— Start of THE INPUT —
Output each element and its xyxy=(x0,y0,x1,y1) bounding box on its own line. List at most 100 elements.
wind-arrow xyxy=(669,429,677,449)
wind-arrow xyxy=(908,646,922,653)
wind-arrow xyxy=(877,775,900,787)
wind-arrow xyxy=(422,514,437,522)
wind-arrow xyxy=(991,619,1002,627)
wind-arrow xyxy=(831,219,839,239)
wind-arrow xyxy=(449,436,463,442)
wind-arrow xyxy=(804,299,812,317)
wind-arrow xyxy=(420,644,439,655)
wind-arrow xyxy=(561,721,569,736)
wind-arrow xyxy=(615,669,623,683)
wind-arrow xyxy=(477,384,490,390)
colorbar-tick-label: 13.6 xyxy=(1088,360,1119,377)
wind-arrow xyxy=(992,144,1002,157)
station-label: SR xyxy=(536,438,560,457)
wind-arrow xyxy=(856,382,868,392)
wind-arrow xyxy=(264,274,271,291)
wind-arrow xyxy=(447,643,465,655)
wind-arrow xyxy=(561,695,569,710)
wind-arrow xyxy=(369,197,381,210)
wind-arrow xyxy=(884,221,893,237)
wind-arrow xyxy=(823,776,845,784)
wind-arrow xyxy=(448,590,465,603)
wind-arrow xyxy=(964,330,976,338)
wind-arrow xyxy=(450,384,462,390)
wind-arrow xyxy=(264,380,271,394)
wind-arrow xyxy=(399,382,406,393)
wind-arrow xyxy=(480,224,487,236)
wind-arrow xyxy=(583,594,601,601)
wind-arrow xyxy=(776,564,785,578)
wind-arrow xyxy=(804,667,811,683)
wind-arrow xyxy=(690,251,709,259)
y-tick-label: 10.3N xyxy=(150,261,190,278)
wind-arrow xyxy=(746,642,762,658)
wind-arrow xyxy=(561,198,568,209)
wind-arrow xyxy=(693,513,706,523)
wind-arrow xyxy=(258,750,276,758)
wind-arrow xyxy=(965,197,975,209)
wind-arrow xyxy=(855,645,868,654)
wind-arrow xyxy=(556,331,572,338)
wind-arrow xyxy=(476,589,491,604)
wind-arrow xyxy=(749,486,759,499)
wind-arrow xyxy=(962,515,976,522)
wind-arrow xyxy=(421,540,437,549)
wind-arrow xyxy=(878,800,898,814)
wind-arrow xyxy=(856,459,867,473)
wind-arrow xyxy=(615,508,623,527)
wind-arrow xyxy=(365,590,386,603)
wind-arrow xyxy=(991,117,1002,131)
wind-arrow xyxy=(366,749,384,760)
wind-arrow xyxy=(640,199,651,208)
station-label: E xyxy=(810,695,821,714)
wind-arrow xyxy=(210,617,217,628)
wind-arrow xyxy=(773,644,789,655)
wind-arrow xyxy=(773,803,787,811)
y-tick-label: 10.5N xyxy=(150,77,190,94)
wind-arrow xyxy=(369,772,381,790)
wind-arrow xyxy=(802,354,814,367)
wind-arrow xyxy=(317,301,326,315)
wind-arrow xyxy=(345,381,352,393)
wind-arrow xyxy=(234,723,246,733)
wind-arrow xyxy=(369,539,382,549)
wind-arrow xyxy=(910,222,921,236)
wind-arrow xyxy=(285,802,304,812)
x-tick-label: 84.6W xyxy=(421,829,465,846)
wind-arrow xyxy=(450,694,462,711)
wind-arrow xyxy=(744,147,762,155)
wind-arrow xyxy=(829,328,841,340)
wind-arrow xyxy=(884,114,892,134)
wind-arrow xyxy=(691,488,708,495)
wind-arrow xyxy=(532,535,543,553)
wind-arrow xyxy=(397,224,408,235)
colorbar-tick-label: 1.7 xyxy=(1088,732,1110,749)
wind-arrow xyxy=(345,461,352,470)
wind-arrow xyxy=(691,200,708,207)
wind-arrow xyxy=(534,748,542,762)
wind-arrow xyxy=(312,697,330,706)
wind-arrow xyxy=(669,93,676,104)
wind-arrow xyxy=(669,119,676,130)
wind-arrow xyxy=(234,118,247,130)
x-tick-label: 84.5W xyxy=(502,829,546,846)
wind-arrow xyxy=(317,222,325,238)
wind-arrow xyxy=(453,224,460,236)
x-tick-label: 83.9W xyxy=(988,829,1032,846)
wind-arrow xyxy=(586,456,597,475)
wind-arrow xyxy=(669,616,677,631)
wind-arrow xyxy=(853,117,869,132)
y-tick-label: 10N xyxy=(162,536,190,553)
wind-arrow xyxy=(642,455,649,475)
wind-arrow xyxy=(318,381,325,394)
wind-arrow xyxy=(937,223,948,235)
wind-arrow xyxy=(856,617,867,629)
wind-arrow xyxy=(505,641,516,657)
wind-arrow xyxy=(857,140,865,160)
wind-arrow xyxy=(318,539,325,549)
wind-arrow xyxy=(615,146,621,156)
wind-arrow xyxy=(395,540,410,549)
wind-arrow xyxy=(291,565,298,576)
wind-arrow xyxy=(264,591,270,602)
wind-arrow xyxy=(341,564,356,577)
— End of THE INPUT —
GIVEN REQUEST -
Reproduce the records without any changes, from their start through the line that contains "wind-arrow xyxy=(477,384,490,390)", including that line.

FULL RESPONSE -
Output each element and its xyxy=(x0,y0,x1,y1) bounding box on its own line. List at most 100 elements.
wind-arrow xyxy=(669,429,677,449)
wind-arrow xyxy=(908,646,922,653)
wind-arrow xyxy=(877,775,900,787)
wind-arrow xyxy=(422,514,437,522)
wind-arrow xyxy=(991,619,1002,627)
wind-arrow xyxy=(831,219,839,239)
wind-arrow xyxy=(449,436,463,442)
wind-arrow xyxy=(804,299,812,317)
wind-arrow xyxy=(420,644,439,655)
wind-arrow xyxy=(561,721,569,736)
wind-arrow xyxy=(615,669,623,683)
wind-arrow xyxy=(477,384,490,390)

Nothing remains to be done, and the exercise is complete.